(begin)
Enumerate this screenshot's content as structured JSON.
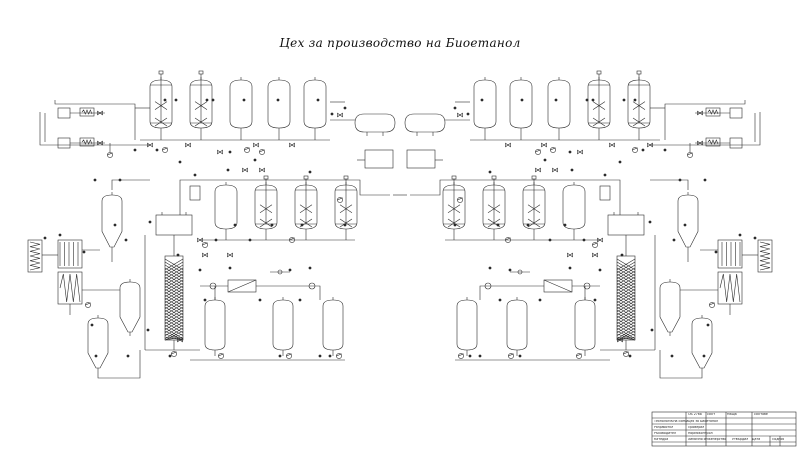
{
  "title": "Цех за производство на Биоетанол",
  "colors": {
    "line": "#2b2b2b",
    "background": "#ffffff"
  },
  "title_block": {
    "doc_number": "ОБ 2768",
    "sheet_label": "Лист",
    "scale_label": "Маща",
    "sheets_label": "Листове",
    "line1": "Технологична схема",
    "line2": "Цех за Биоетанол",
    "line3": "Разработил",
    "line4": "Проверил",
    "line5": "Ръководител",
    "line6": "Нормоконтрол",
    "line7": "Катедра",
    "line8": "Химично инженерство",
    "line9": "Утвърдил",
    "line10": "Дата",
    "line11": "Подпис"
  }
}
(end)
(begin)
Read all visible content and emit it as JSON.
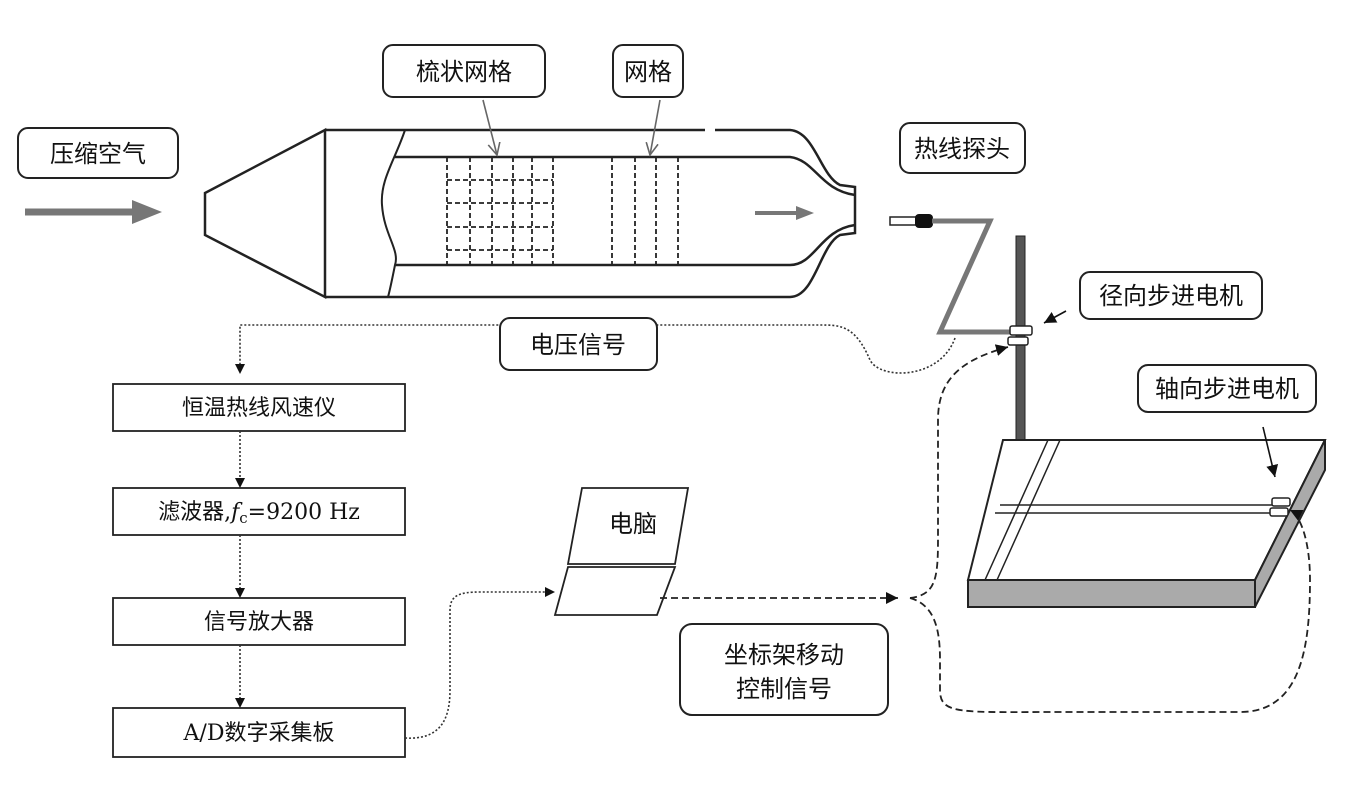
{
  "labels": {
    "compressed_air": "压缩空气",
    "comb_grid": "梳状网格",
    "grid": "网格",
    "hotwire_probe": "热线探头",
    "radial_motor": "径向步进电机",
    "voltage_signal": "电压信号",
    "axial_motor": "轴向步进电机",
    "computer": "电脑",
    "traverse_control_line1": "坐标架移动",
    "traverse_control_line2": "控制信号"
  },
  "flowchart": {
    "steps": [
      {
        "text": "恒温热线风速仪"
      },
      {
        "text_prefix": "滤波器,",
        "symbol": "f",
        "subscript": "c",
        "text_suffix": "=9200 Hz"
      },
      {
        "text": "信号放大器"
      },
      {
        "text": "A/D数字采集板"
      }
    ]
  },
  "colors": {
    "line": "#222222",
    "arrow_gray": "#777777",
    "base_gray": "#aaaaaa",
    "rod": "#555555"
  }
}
(end)
(begin)
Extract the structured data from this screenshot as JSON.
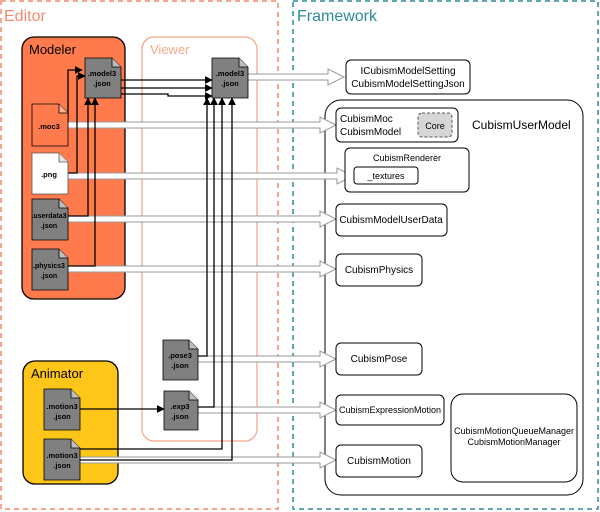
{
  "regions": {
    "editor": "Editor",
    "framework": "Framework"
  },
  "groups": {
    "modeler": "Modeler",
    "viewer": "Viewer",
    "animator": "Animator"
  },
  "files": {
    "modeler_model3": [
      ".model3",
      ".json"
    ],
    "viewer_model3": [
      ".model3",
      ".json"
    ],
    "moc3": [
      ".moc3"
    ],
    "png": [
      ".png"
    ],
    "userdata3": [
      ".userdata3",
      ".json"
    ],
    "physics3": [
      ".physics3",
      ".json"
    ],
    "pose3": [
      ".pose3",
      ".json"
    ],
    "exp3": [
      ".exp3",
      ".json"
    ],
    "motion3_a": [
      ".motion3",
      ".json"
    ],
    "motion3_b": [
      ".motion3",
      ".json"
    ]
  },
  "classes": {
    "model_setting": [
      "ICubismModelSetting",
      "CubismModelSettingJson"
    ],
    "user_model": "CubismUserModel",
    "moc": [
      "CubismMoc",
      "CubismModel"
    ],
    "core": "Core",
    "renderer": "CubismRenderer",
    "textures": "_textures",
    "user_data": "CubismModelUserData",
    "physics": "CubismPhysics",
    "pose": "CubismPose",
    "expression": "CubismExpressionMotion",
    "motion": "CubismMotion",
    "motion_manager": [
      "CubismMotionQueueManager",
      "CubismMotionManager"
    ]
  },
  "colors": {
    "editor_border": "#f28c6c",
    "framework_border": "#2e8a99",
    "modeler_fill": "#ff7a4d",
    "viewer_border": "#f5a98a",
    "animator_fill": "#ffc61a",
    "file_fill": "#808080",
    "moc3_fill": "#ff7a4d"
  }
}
(end)
> What is needed
Among these entries, how many lines include the string "this"? Reply with the number by itself.

> Exercise result
2